▶ [ARTICLE]:
Thanksgiving is over, and Christmas is less than three weeks away. Signs of Christmas are all around us: Christmas music, movies, decorations and sales. It’s that time of year when everyone is in the Christmas spirit, or at least they’re pretending to be. Unfortunately, I believe Christmas time is filled with as many fake expressions of joy as real ones.

Human beings are complex animals, capable of feeling a vast array of emotions, many times experiencing contrasting emotions simultaneously. We are capable of being truly happy and truly sad at the same time. Human emotions are not simple and neat. They are complicated and messy. And nothing seems to amplify this more than the holidays.

For most, the holidays are a time to be with family and friends. And few things elicit as many emotions as family and friends, because those we love and care about are the ones who can make us the most happy or sad. They are the ones we allow to get close enough to us to truly hurt us.

It is also the loss of family or friends that brings such sadness to the holiday season. Losing someone that you had a good relationship with is so hard and brings such sadness, but losing a family member or friend that you didn’t have a good relationship with can often be more depressing, because, as long as they were alive, there was this feeling that there was still time to reconcile and repair that broken relationship. But now that they are gone, there is no more time. There will be no reconciliation. And their memory will always carry with it a deep sense of regret.

Maybe your depression has nothing to do with family or friends. Maybe you are depressed because of an illness you have that holds you captive and feels like a prison or a death sentence.

Maybe the source of your depression is that secret you hold. You can’t even look at your spouse and smile at them without a lump in your throat because that secret haunts you. You want to enjoy the holidays with them, but you can’t enjoy anything.

▶ [RECORD LIST]:
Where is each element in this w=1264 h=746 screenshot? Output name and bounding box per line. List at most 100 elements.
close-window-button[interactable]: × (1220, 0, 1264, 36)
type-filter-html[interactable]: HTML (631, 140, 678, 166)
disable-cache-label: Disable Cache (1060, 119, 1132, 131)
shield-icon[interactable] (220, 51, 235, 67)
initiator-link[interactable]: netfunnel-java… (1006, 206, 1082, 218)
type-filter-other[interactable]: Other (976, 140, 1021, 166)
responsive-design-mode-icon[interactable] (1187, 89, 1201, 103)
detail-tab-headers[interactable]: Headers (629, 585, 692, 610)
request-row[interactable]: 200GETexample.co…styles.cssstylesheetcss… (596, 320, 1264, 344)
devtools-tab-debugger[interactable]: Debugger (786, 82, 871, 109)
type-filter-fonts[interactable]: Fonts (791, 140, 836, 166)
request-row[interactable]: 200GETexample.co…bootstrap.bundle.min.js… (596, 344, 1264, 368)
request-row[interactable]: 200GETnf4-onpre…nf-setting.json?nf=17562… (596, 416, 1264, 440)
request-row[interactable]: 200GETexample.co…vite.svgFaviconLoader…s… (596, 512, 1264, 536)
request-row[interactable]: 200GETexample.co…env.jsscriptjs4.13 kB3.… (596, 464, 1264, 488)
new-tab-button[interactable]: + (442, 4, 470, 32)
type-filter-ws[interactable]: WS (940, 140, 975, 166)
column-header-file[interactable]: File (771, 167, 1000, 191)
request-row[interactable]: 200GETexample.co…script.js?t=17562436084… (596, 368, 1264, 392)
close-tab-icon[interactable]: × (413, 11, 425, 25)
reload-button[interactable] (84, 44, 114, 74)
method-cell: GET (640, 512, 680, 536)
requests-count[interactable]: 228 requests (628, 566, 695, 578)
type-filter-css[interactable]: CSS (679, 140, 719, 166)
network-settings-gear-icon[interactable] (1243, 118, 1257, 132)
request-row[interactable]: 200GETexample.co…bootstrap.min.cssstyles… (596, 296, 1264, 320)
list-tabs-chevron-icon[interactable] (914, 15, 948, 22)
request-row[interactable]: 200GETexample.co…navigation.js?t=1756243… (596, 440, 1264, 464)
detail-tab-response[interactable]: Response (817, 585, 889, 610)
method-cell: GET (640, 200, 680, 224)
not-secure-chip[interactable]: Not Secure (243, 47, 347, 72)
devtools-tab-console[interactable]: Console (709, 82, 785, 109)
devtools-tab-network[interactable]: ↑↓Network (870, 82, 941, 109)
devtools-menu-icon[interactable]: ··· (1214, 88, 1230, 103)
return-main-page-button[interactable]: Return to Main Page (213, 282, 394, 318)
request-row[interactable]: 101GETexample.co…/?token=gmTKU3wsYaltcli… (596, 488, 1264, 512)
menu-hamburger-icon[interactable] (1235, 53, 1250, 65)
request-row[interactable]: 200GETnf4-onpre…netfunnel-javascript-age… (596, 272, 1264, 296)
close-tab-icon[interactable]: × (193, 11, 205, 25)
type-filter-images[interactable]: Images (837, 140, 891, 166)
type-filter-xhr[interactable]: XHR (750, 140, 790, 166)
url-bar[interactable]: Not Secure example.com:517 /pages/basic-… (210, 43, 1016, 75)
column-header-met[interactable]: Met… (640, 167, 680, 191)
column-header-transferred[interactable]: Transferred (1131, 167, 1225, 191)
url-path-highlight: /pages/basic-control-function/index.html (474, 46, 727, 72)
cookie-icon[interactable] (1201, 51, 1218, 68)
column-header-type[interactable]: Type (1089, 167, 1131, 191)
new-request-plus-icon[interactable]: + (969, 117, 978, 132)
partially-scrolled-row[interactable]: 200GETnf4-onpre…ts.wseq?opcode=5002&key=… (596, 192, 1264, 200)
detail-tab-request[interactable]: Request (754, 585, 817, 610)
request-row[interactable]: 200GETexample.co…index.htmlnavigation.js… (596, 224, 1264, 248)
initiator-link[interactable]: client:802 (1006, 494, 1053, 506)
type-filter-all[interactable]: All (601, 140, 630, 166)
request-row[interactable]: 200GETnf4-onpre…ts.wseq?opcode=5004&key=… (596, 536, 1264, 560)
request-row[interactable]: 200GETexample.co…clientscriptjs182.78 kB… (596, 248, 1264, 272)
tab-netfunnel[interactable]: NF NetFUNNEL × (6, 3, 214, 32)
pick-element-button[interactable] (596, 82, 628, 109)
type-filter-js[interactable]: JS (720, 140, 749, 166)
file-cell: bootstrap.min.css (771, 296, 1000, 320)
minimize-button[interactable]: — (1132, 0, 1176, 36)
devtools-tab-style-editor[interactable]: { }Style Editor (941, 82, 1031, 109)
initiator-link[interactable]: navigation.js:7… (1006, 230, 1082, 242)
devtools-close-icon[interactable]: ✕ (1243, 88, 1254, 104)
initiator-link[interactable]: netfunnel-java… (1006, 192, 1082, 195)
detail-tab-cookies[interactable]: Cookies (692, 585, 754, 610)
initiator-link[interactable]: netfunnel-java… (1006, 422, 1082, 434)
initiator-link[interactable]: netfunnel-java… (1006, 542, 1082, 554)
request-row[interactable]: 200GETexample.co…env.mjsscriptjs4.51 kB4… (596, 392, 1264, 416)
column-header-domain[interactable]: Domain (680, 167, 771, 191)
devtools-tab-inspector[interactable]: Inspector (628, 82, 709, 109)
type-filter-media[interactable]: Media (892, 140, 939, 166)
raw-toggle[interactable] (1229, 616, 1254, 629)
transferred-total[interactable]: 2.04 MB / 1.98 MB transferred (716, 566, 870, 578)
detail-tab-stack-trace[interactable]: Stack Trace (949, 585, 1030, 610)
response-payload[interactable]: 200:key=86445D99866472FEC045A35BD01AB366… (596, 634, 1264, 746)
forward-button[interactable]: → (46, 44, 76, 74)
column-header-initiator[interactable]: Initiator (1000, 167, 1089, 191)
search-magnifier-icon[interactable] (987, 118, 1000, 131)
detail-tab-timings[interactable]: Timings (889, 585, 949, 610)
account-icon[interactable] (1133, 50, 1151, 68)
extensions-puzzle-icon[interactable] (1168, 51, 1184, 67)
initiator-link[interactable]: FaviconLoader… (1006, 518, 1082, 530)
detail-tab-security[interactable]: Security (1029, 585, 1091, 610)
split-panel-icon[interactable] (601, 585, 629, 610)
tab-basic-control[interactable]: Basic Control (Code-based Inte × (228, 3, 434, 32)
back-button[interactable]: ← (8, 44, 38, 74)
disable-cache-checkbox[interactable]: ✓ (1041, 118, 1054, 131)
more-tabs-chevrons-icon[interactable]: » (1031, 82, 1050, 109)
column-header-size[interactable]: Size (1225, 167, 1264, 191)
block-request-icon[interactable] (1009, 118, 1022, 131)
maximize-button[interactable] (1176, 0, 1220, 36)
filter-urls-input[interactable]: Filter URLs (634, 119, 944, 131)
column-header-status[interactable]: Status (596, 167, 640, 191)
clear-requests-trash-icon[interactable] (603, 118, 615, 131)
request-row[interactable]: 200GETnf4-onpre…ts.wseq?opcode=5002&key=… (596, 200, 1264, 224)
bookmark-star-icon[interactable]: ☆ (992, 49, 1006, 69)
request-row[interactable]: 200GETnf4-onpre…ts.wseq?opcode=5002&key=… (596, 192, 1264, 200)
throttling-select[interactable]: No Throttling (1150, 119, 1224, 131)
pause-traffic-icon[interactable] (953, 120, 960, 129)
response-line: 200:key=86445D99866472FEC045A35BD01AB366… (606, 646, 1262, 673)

▶ [TASKS]:
1 > In the essay on holiday sadness, reproduce the passage from "Human beings are" to "than the holidays.", changing "complicated" to "tangled".
2 > Write what comes next in the essay on holiday sadness, picking up right after its final sentence.

▶ [TASK ANSWERS]:
1 >
Human beings are complex animals, capable of feeling a vast array of emotions, many times experiencing contrasting emotions simultaneously. We are capable of being truly happy and truly sad at the same time. Human emotions are not simple and neat. They are tangled and messy. And nothing seems to amplify this more than the holidays.

2 >
Depression is a miserable thing, whatever the reason. And Christmas time just seems to magnify it. It’s no surprise that the suicide rate goes up during the holidays. Sometimes the weight of depression just seems unbearable, and a person may believe that it would be easier to end it all.

Have you ever felt this way? That it would be easier to end it all rather than go on living like this? If you have, I am truly sorry for your pain and sorrow. If you would let me, I would like to share with you what God’s word says about your situation.

For the sorrow that is according to the will of God produces a repentance without regret, leading to salvation, but the sorrow of the world produces death.
― 2 Corinthians 7:10 NASB

According to God’s word, there are two types of sorrow. One is a “sorrow that is according to the will of God,” and the other is “the sorrow of the world.”

To understand the difference between these two types of sorrow, we need to understand why sorrow exists in the first place. When God finished creating the world, he looked at it and said it was good. Sorrow was not a part of God’s original creation. God created us humans with the ability to love and obey him or rebel and disobey him. We chose not to love and obey him, and instead we sinned, which brought death and sorrow into the world. We are the reason death and sorrow exist in this world. We cannot point the finger at others and blame them for death and sorrow, because we are all equally responsible.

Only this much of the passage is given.